Vor einigen Wochen wurde ich in den Comments gebeten, eine Übersicht über lesenswerte Spielebücher zu geben. Ich weiß nicht ob ich der geeignete Ansprechpartner dafür bin (zum einen habe ich nur eine relativ kleine Spielebuchbibliothek, zum anderen lese ich viele englischsprachige Bücher), aber natürlich bin ich Leserwünschen gegenüber immer offen. Also werde ich heute und in regelmäßigen Abständen ein paar interessante Bücher vorstellen. Auch heute.

Drei Arten von Spielebüchern möchte ich unterscheiden: Bücher die ein Spiel enthalten (also quasi Spiele in Buchform), Bücher die mehrere Spiele enthalten (Bücher als Spielesammlungen) und Sekundärliteratur (Vorstellen von Spielen, Strategiebücher, Geschcihet von Spielen etc.). Ich persönlich lese am liebsten den dritten Typ, aber ich möchte mit dem zweiten Typ beginnen.

Spielesammlungen in Buchform findet man häufiger in Buchhandlungen oder Flohmärkten. Die meisten sind jedoch imho nicht sonderlich interessant – zu bekannt die Spiele die sie beschreiben, zu schlecht sind die Regeln beschrieben und vor allem: zu schlecht sind die meisten Spiele, die sie beschreiben. Ich erinner mich mit Grauen an das Buch „Würfelspiele“ aus dem Heyne-Verlag, das vor allem allersimpelste Glücksspiele beschreibt! Ich möchte mich auf ein paar interessantere Vertreter beschränken:

D A S Buch ist natürlich „Spiele anders als andere“ von Sid Sackson (engl.: A Gamut of Games) (Hugendubel). Dieses Buch enthält ausschließlich unbekannte Spiele, darunter eine Vielzahl von Sackson selbst, sowie einige andere von bekannteren Autoren (z.B. Robert Abbott oder Alex Randolph). Die Regeln sind klar beschrieben und die Spiele werden sehr nett von Sackson vorgestellt. Hinzu kommen ein paar Informationen über die Autoren oder ein paar Anekdoten zur Spielegeschichte. Die Spiele selbst sind zum Großteil auf hohem Niveau. Ein Paar fanden später den Weg in die Spieleschachtel: LOA, Focus, Glasperlendomino (als Wu Hsing) und Crossing (als Epamindoras). Hinzu kommen die Regeln von Haggle, einem der besten Großgruppenspiele überhaupt. Dieses Spiel sollte in keiner Spielebibliothek fehlen!

* _DATENSATZEINTRÄGE_:
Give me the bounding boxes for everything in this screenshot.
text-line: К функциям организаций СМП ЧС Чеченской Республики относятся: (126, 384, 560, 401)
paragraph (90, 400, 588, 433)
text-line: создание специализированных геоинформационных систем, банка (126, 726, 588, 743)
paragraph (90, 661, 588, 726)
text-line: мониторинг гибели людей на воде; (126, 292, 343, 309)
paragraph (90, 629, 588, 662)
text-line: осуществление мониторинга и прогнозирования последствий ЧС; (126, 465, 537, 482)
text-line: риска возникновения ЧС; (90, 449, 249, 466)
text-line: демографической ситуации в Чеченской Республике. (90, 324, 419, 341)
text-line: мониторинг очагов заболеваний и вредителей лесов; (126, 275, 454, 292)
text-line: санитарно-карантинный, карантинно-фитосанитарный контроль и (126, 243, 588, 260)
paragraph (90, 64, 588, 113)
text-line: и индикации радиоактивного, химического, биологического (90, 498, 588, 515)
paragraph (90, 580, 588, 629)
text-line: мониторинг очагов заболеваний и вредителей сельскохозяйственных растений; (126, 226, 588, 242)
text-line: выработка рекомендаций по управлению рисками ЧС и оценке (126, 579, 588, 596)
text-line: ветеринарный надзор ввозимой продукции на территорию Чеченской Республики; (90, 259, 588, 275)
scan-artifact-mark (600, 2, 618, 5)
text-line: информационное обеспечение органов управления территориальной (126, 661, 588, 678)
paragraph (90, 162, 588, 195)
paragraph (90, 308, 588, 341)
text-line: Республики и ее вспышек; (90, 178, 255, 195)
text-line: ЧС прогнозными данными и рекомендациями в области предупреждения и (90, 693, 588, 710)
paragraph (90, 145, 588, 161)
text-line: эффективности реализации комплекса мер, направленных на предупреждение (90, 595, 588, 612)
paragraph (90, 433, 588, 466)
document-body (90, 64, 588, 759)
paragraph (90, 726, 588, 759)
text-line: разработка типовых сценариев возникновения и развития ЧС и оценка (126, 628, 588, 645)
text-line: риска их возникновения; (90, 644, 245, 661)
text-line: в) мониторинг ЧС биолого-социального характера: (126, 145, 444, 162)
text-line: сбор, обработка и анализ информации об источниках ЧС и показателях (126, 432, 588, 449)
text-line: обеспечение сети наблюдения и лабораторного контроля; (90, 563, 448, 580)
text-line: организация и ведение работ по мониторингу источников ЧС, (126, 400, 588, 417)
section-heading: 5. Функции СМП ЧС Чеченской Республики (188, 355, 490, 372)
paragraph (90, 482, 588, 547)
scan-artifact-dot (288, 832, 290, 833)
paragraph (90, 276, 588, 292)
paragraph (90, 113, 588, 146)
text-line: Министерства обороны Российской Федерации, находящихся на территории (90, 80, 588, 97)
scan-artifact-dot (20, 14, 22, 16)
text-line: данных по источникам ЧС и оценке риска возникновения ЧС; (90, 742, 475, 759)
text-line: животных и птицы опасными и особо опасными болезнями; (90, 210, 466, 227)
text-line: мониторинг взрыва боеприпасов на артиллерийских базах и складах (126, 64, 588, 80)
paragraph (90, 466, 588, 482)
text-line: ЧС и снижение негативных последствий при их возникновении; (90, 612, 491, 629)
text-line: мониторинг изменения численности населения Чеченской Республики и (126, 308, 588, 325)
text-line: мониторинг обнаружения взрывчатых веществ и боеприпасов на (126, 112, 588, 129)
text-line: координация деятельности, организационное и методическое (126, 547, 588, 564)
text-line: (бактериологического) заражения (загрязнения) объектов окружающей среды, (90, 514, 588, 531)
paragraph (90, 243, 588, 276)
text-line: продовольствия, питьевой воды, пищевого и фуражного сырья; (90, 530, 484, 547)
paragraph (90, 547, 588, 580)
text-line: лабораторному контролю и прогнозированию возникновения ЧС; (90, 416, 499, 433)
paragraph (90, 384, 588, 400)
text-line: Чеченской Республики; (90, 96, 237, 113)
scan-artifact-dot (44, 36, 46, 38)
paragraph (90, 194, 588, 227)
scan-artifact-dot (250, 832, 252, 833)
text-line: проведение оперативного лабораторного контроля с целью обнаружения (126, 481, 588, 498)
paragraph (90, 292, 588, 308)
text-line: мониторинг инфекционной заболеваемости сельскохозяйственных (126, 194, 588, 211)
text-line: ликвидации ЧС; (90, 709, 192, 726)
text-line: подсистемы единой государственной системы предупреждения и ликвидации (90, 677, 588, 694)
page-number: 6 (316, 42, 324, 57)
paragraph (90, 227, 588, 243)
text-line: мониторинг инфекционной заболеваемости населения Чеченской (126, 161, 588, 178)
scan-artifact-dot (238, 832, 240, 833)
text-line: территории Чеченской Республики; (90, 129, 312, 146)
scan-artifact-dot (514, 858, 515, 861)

* _ARBEITSAUFTRAG_: Schreib bitte die Passage des Textauszugs über Spielebücher von „D A S Buch ist“ bis einschließlich „keiner Spielebibliothek fehlen!“ noch einmal ab. Ersetze dabei „Regeln“ durch „Spielregeln“.

* _ÜBUNGSERGEBNIS_:
D A S Buch ist natürlich „Spiele anders als andere“ von Sid Sackson (engl.: A Gamut of Games) (Hugendubel). Dieses Buch enthält ausschließlich unbekannte Spiele, darunter eine Vielzahl von Sackson selbst, sowie einige andere von bekannteren Autoren (z.B. Robert Abbott oder Alex Randolph). Die Spielregeln sind klar beschrieben und die Spiele werden sehr nett von Sackson vorgestellt. Hinzu kommen ein paar Informationen über die Autoren oder ein paar Anekdoten zur Spielegeschichte. Die Spiele selbst sind zum Großteil auf hohem Niveau. Ein Paar fanden später den Weg in die Spieleschachtel: LOA, Focus, Glasperlendomino (als Wu Hsing) und Crossing (als Epamindoras). Hinzu kommen die Spielregeln von Haggle, einem der besten Großgruppenspiele überhaupt. Dieses Spiel sollte in keiner Spielebibliothek fehlen!